**Objective:** Locate each line in the data below that contains the string "followed", and copy those lines. Case counts when matching.
___ Supplied entries ___
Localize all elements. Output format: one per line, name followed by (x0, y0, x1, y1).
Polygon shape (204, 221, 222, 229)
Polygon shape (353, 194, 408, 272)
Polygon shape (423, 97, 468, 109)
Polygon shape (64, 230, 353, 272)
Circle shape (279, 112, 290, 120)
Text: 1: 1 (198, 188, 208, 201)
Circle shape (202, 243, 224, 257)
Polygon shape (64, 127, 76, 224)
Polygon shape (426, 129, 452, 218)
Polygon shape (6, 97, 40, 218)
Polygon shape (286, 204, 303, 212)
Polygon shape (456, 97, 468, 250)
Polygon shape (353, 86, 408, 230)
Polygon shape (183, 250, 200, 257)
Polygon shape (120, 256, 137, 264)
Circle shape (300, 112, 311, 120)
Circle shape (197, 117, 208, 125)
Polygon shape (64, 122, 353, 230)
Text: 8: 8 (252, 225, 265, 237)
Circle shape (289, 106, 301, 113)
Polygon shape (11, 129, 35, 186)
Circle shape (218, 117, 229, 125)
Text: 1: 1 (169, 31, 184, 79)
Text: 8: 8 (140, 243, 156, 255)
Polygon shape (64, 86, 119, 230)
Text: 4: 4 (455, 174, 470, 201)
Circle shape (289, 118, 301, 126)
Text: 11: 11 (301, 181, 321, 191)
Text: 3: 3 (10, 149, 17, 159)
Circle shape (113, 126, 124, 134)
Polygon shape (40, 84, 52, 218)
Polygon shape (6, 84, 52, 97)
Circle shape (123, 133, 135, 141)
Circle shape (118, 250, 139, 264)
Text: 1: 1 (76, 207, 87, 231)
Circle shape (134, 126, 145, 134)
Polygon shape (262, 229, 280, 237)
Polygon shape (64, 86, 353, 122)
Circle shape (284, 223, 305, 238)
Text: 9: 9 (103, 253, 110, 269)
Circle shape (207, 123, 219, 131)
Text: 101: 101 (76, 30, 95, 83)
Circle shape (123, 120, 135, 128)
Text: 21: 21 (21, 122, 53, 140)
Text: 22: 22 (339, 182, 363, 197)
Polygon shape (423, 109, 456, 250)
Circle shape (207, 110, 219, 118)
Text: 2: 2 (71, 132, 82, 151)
___
**Task response:**
Localize all elements. Output format: one per line, name followed by (x0, y0, x1, y1).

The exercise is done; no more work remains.